==== Text provided

Appeal from the Circuit Court of Cook County, Criminal
Division; the Hon. ALFONSE F. WELLS, Judge, presiding. Judgment
of conviction reversed and cause remanded with directions.
MR. JUSTICE DEMPSEY DELIVERED THE OPINION OF THE COURT.
The defendant, Robert Ethridge, who was indicted for armed robbery, made a motion before his trial for substitution of judge alleging that he could not receive an impartial trial because of the prejudice of the trial judge. The motion was denied. The case went to trial, a jury found him guilty and he was sentenced to a term of imprisonment of not less than eight and not more than twenty years. He contends that he is entitled to a new trial because his motion was improperly denied.
The record shows that on May 1, 1964, the defendant's case was assigned to the trial judge by the presiding judge of the Criminal Court. The case was called on May 7th. The defendant was arraigned on May 7th and his attorney was in court. No subpoenas had been issued for that date and the case was continued to May 21, 1964, for trial. The defendant's motion for substitution of judge was filed and denied on May 21st.
His contention is based on both subsections (a) and (c) of section 114-5 of the 1963 Code of Criminal Procedure (Ill Rev Stats, 1963, c 38, § 114-5(a), (c)). Subsection (a) is as follows:
"Within 10 days after a cause involving only one defendant has been placed on the trial call of a judge the defendant may move the court in writing for a substitution of judge or any 2 judges on the ground that such judge or judges are so prejudiced against him that he cannot receive a fair trial. Upon the filing of such a motion the court shall proceed no further in the cause but shall transfer it to another court or judge not named in the motion."
In the Criminal Division of the Circuit Court of Cook County indictments are returned to the presiding judge who assigns them to the trial judges. Defendants are in court at the time the assignments are made and each defendant is told the name of the judge who will try his case. When a case is assigned to a trial judge it is assigned for disposition and it becomes part of that judge's trial call. Shortly after the assignment the minute clerk of the trial judge is informed of the newly assigned case and the judge immediately designates the date when it will be called in open court. The defendant, his attorney and the prosecutor are in court on the date designated but, normally, witnesses are not subpoenaed. A date is then selected for trial.
Defendants are usually arraigned before the presiding judge. In the present case the defendant was not. But the fact that he was arraigned by the trial judge on May 7, 1964, the date when his case appeared on the call without subpoenas, does not change the date when his case was placed on the trial call. His case was not placed on the trial call on May 7th nor was it placed on the trial call on May 21st, the date which had been selected for trial and the date his motion was made, as the defendant contends. It was placed on the trial call on May 1st, the date the presiding judge assigned it to the trial judge and it became part of that judge's trial call upon assignment.
Since the defendant's motion was filed more than 10 days after his case was placed on the trial call, the procedure concerning it was not controlled by subsection (a) but by subsection (c) of section 114-5. Subsection (c) provides, in part, that:
"[A]ny defendant may move at any time for a substitution of judge for cause, supported by affidavit. Upon the filing of such motion the court shall conduct a hearing and determine the merits of the motion."

========
==== Data shown

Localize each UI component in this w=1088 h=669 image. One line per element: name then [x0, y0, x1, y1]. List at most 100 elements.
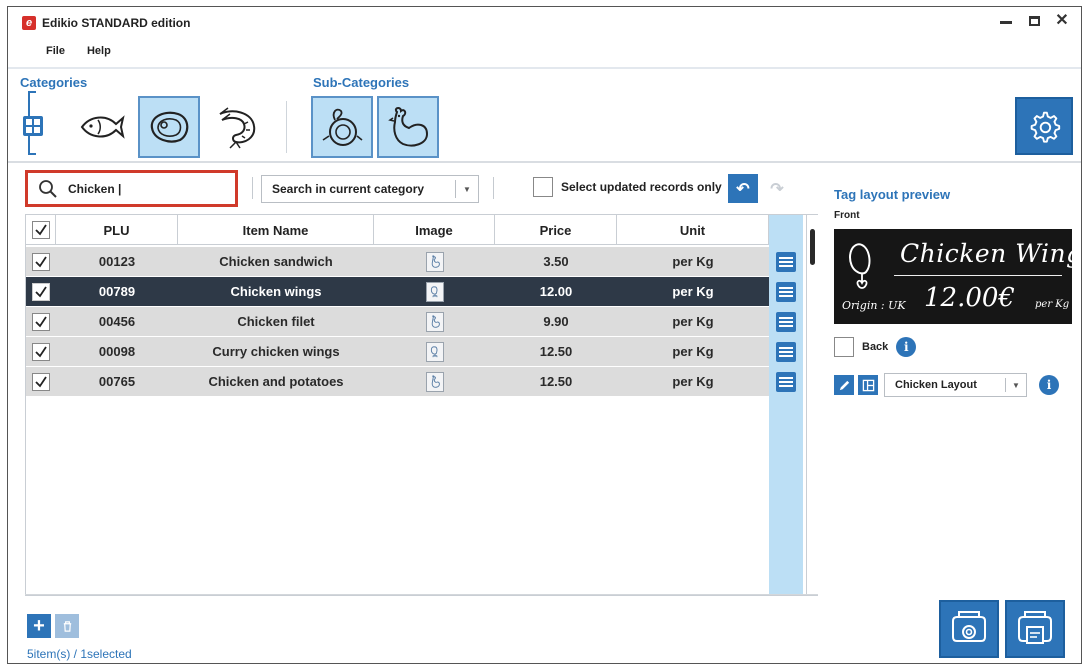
- vertical-scrollbar[interactable]: [806, 215, 818, 595]
- chevron-down-icon: ▼: [463, 184, 471, 194]
- row-checkbox-cell: [26, 337, 56, 367]
- subcategory-turkey-button[interactable]: [311, 96, 373, 158]
- details-list-icon[interactable]: [776, 341, 796, 362]
- layout-selector-row: Chicken Layout ▼ i: [834, 373, 1059, 397]
- details-list-icon[interactable]: [776, 311, 796, 332]
- back-checkbox[interactable]: [834, 337, 854, 357]
- toolbar-divider: [286, 101, 287, 153]
- add-item-button[interactable]: +: [27, 614, 51, 638]
- redo-button[interactable]: ↷: [763, 174, 791, 203]
- minimize-icon: [1000, 21, 1012, 24]
- search-field[interactable]: [25, 170, 238, 207]
- search-scope-dropdown[interactable]: Search in current category ▼: [261, 175, 479, 203]
- updated-only-checkbox-row[interactable]: Select updated records only: [533, 177, 722, 197]
- printer-icon: [1018, 611, 1052, 644]
- layout-view-button[interactable]: [858, 375, 878, 395]
- chicken-icon[interactable]: [425, 371, 444, 392]
- row-item-name: Chicken and potatoes: [208, 374, 344, 389]
- row-details-cell: [769, 336, 803, 367]
- scrollbar-thumb[interactable]: [810, 229, 815, 265]
- column-header-image[interactable]: Image: [374, 215, 495, 245]
- subcategory-chicken-button[interactable]: [377, 96, 439, 158]
- chicken-icon[interactable]: [425, 251, 444, 272]
- selection-count: 5item(s) / 1selected: [27, 647, 132, 661]
- chicken-icon[interactable]: [425, 311, 444, 332]
- row-item-name: Chicken wings: [230, 284, 322, 299]
- column-header-unit[interactable]: Unit: [617, 215, 769, 245]
- chevron-down-icon: ▼: [1012, 380, 1020, 390]
- fish-icon: [80, 115, 125, 139]
- row-unit: per Kg: [672, 344, 714, 359]
- menu-help[interactable]: Help: [87, 45, 111, 57]
- row-price: 9.90: [543, 314, 569, 329]
- edikio-logo-icon: e: [22, 16, 36, 30]
- row-checkbox[interactable]: [32, 342, 50, 361]
- maximize-button[interactable]: [1027, 14, 1041, 28]
- category-toolbar: Categories Sub-Categories: [8, 67, 1081, 163]
- row-checkbox-cell: [26, 367, 56, 397]
- table-row[interactable]: 00765 Chicken and potatoes 12.50 per Kg: [26, 366, 803, 397]
- row-plu: 00765: [98, 374, 136, 389]
- back-info-icon[interactable]: i: [896, 337, 917, 357]
- front-label: Front: [834, 210, 860, 221]
- settings-button[interactable]: [1015, 97, 1073, 155]
- search-icon: [39, 179, 57, 198]
- table-row[interactable]: 00789 Chicken wings 12.00 per Kg: [26, 276, 803, 307]
- category-fish-button[interactable]: [70, 96, 132, 158]
- back-checkbox-row[interactable]: Back i: [834, 337, 917, 357]
- table-header: PLU Item Name Image Price Unit: [26, 215, 803, 245]
- all-categories-icon[interactable]: [23, 116, 43, 136]
- search-scope-value: Search in current category: [272, 182, 425, 196]
- print-button[interactable]: [1005, 600, 1065, 658]
- row-image-cell: [374, 337, 495, 367]
- drumstick-icon[interactable]: [425, 281, 444, 302]
- details-list-icon[interactable]: [776, 371, 796, 392]
- window-controls: ✕: [999, 13, 1069, 29]
- details-list-icon[interactable]: [776, 251, 796, 272]
- column-header-price[interactable]: Price: [495, 215, 617, 245]
- minimize-button[interactable]: [999, 14, 1013, 28]
- row-checkbox-cell: [26, 277, 56, 307]
- row-plu: 00456: [98, 314, 136, 329]
- column-header-item-name[interactable]: Item Name: [178, 215, 374, 245]
- tag-preview-front[interactable]: Chicken Wings Origin : UK 12.00€ per Kg: [834, 229, 1088, 324]
- select-all-checkbox[interactable]: [31, 221, 50, 239]
- tag-divider: [894, 275, 1062, 276]
- edit-layout-button[interactable]: [834, 375, 854, 395]
- updated-only-label: Select updated records only: [561, 180, 722, 194]
- category-meat-button[interactable]: [138, 96, 200, 158]
- undo-icon: ↶: [736, 180, 750, 198]
- checkmark-icon: [34, 224, 47, 236]
- delete-item-button[interactable]: [55, 614, 79, 638]
- table-body: 00123 Chicken sandwich 3.50 per Kg 00789…: [26, 246, 803, 397]
- turkey-icon: [322, 108, 363, 146]
- column-header-actions: [769, 215, 803, 245]
- column-header-plu[interactable]: PLU: [56, 215, 178, 245]
- drumstick-icon[interactable]: [425, 341, 444, 362]
- row-checkbox[interactable]: [32, 252, 50, 271]
- close-button[interactable]: ✕: [1055, 13, 1069, 29]
- row-image-cell: [374, 367, 495, 397]
- layout-dropdown-value: Chicken Layout: [895, 379, 977, 391]
- search-input[interactable]: [68, 181, 208, 196]
- category-shrimp-button[interactable]: [206, 96, 268, 158]
- row-plu: 00789: [98, 284, 136, 299]
- shrimp-icon: [219, 107, 256, 149]
- undo-button[interactable]: ↶: [728, 174, 758, 203]
- row-checkbox[interactable]: [32, 312, 50, 331]
- layout-info-icon[interactable]: i: [1039, 375, 1059, 395]
- updated-only-checkbox[interactable]: [533, 177, 553, 197]
- row-checkbox[interactable]: [32, 282, 50, 301]
- table-row[interactable]: 00098 Curry chicken wings 12.50 per Kg: [26, 336, 803, 367]
- table-row[interactable]: 00123 Chicken sandwich 3.50 per Kg: [26, 246, 803, 277]
- details-list-icon[interactable]: [776, 281, 796, 302]
- footer-divider: [25, 594, 818, 595]
- table-row[interactable]: 00456 Chicken filet 9.90 per Kg: [26, 306, 803, 337]
- layout-dropdown[interactable]: Chicken Layout ▼: [884, 373, 1027, 397]
- menu-file[interactable]: File: [46, 45, 65, 57]
- row-item-name: Chicken filet: [237, 314, 315, 329]
- row-details-cell: [769, 276, 803, 307]
- row-unit: per Kg: [672, 374, 714, 389]
- row-checkbox[interactable]: [32, 372, 50, 391]
- print-settings-button[interactable]: [939, 600, 999, 658]
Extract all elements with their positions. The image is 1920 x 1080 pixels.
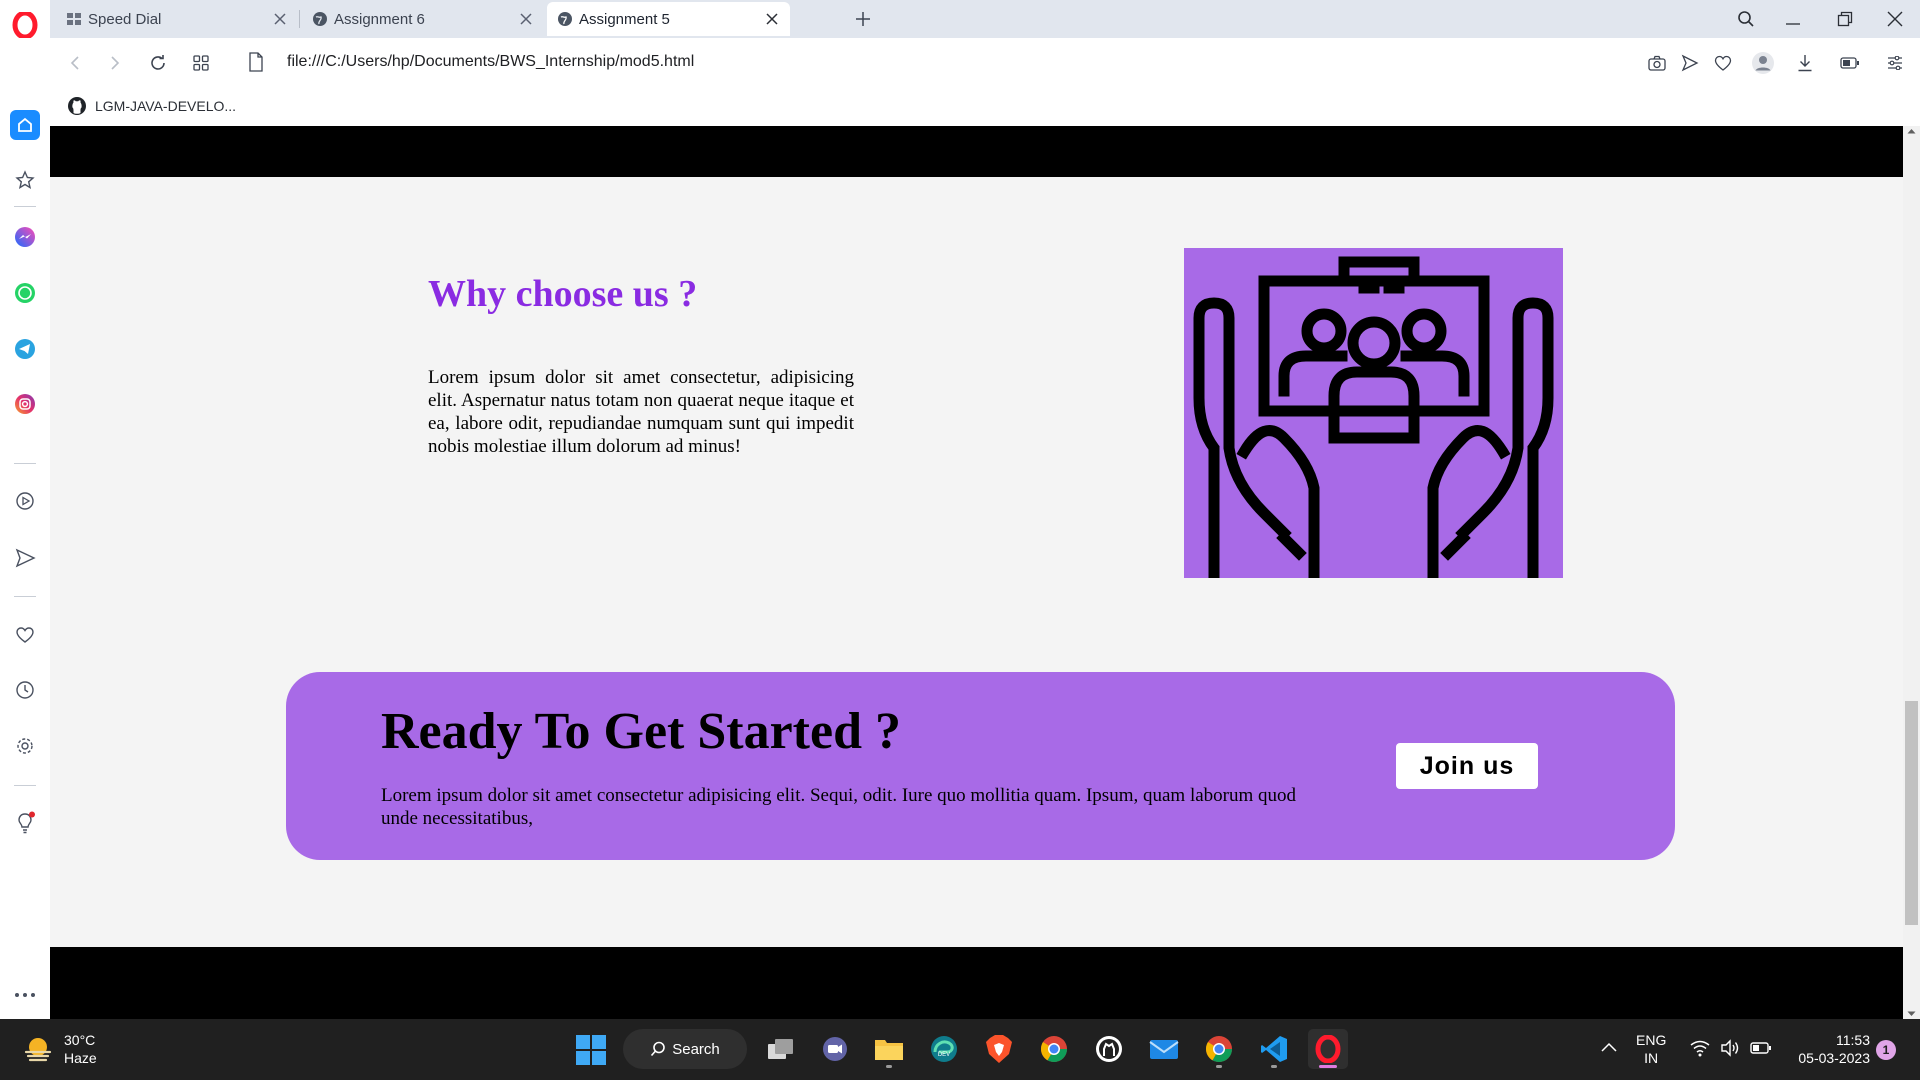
tab-snapshot-grid-icon[interactable]: [188, 50, 214, 76]
telegram-icon[interactable]: [10, 334, 40, 364]
bookmark-label: LGM-JAVA-DEVELO...: [95, 98, 237, 114]
instagram-icon[interactable]: [10, 389, 40, 419]
page-viewport: Why choose us ? Lorem ipsum dolor sit am…: [50, 126, 1903, 1019]
vscode-icon[interactable]: [1254, 1029, 1294, 1069]
search-label: Search: [672, 1040, 720, 1058]
language-region: IN: [1644, 1050, 1659, 1066]
svg-text:DEV: DEV: [938, 1052, 950, 1058]
cta-paragraph: Lorem ipsum dolor sit amet consectetur a…: [381, 785, 1297, 829]
tab-assignment-5[interactable]: Assignment 5: [547, 2, 790, 36]
hands-holding-team-icon: [1184, 248, 1563, 584]
close-icon[interactable]: [764, 11, 780, 27]
close-window-icon[interactable]: [1877, 4, 1913, 34]
bookmark-item[interactable]: LGM-JAVA-DEVELO...: [67, 96, 236, 116]
scroll-up-arrow-icon[interactable]: [1907, 128, 1916, 134]
forward-icon[interactable]: [102, 50, 128, 76]
more-options-icon[interactable]: [10, 980, 40, 1010]
teams-chat-icon[interactable]: [815, 1029, 855, 1069]
volume-icon[interactable]: [1720, 1039, 1740, 1057]
wifi-icon[interactable]: [1690, 1039, 1710, 1057]
tab-assignment-6[interactable]: Assignment 6: [302, 2, 544, 36]
tab-speed-dial[interactable]: Speed Dial: [56, 2, 298, 36]
player-icon[interactable]: [10, 486, 40, 516]
address-bar: file:///C:/Users/hp/Documents/BWS_Intern…: [50, 38, 1920, 88]
close-icon[interactable]: [518, 11, 534, 27]
opera-icon[interactable]: [1308, 1029, 1348, 1069]
windows-start-icon[interactable]: [575, 1034, 607, 1071]
weather-temperature: 30°C: [64, 1032, 96, 1048]
whatsapp-icon[interactable]: [10, 278, 40, 308]
vertical-scrollbar[interactable]: [1903, 126, 1920, 1019]
globe-icon: [558, 12, 572, 26]
taskbar-search-button[interactable]: Search: [623, 1029, 747, 1069]
scrollbar-thumb[interactable]: [1905, 701, 1918, 925]
tab-search-icon[interactable]: [1728, 4, 1764, 34]
edge-dev-icon[interactable]: DEV: [924, 1029, 964, 1069]
notification-badge[interactable]: 1: [1876, 1040, 1896, 1060]
close-icon[interactable]: [272, 11, 288, 27]
windows-taskbar: 30°C Haze Search DEV ENG IN 11:53 05-03-…: [0, 1019, 1920, 1080]
tab-title: Assignment 6: [334, 10, 425, 28]
tab-bar: Speed Dial Assignment 6 Assignment 5: [50, 0, 1920, 38]
opera-logo-icon[interactable]: [12, 10, 38, 40]
opera-sidebar: [0, 0, 50, 1019]
clock-time: 11:53: [1836, 1032, 1870, 1048]
file-icon: [248, 52, 264, 77]
lightbulb-icon[interactable]: [10, 808, 40, 838]
new-tab-plus-icon[interactable]: [850, 6, 876, 32]
section-title: Why choose us ?: [428, 273, 698, 315]
cta-banner: Ready To Get Started ? Lorem ipsum dolor…: [286, 672, 1675, 860]
star-icon[interactable]: [10, 165, 40, 195]
weather-description: Haze: [64, 1050, 97, 1066]
messenger-icon[interactable]: [10, 222, 40, 252]
bookmark-heart-icon[interactable]: [1710, 50, 1736, 76]
reload-icon[interactable]: [145, 50, 171, 76]
battery-saver-icon[interactable]: [1837, 50, 1863, 76]
restore-icon[interactable]: [1827, 4, 1863, 34]
section-paragraph: Lorem ipsum dolor sit amet consectetur, …: [428, 367, 854, 457]
chrome-profile-icon[interactable]: [1199, 1029, 1239, 1069]
search-icon: [651, 1041, 666, 1057]
home-icon[interactable]: [10, 110, 40, 140]
chrome-icon[interactable]: [1034, 1029, 1074, 1069]
language-code: ENG: [1636, 1032, 1667, 1048]
footer-band: [50, 947, 1903, 1019]
header-band: [50, 126, 1903, 177]
easy-setup-icon[interactable]: [1882, 50, 1908, 76]
github-desktop-icon[interactable]: [1089, 1029, 1129, 1069]
weather-widget[interactable]: 30°C Haze: [22, 1031, 97, 1067]
camera-snapshot-icon[interactable]: [1644, 50, 1670, 76]
chevron-up-icon[interactable]: [1600, 1040, 1618, 1058]
tab-title: Speed Dial: [88, 10, 162, 28]
speed-dial-icon: [67, 13, 81, 25]
url-field[interactable]: file:///C:/Users/hp/Documents/BWS_Intern…: [287, 53, 694, 71]
battery-icon[interactable]: [1750, 1039, 1772, 1057]
cta-title: Ready To Get Started ?: [381, 703, 901, 760]
heart-icon[interactable]: [10, 620, 40, 650]
send-page-icon[interactable]: [1677, 50, 1703, 76]
brave-browser-icon[interactable]: [979, 1029, 1019, 1069]
settings-gear-icon[interactable]: [10, 731, 40, 761]
join-us-button[interactable]: Join us: [1396, 743, 1538, 789]
send-icon[interactable]: [10, 543, 40, 573]
system-tray[interactable]: [1690, 1039, 1772, 1057]
back-icon[interactable]: [62, 50, 88, 76]
haze-sun-icon: [24, 1038, 52, 1062]
task-view-icon[interactable]: [761, 1029, 801, 1069]
profile-avatar-icon[interactable]: [1750, 50, 1776, 76]
language-indicator[interactable]: ENG IN: [1636, 1031, 1666, 1067]
globe-icon: [313, 12, 327, 26]
history-clock-icon[interactable]: [10, 675, 40, 705]
github-icon: [68, 97, 86, 115]
file-explorer-icon[interactable]: [869, 1029, 909, 1069]
clock-date: 05-03-2023: [1798, 1050, 1870, 1066]
download-icon[interactable]: [1792, 50, 1818, 76]
system-clock[interactable]: 11:53 05-03-2023: [1780, 1031, 1870, 1067]
tab-title: Assignment 5: [579, 10, 670, 28]
bookmarks-bar: LGM-JAVA-DEVELO...: [50, 88, 1920, 126]
mail-icon[interactable]: [1144, 1029, 1184, 1069]
scroll-down-arrow-icon[interactable]: [1907, 1011, 1916, 1017]
minimize-icon[interactable]: [1775, 4, 1811, 34]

========

Aim of the task:
Copy word for word the part of the court opinion starting at "Appeal from the" and ending at "OF THE COURT.".

Worked answer:
Appeal from the Circuit Court of Cook County, Criminal
Division; the Hon. ALFONSE F. WELLS, Judge, presiding. Judgment
of conviction reversed and cause remanded with directions.
MR. JUSTICE DEMPSEY DELIVERED THE OPINION OF THE COURT.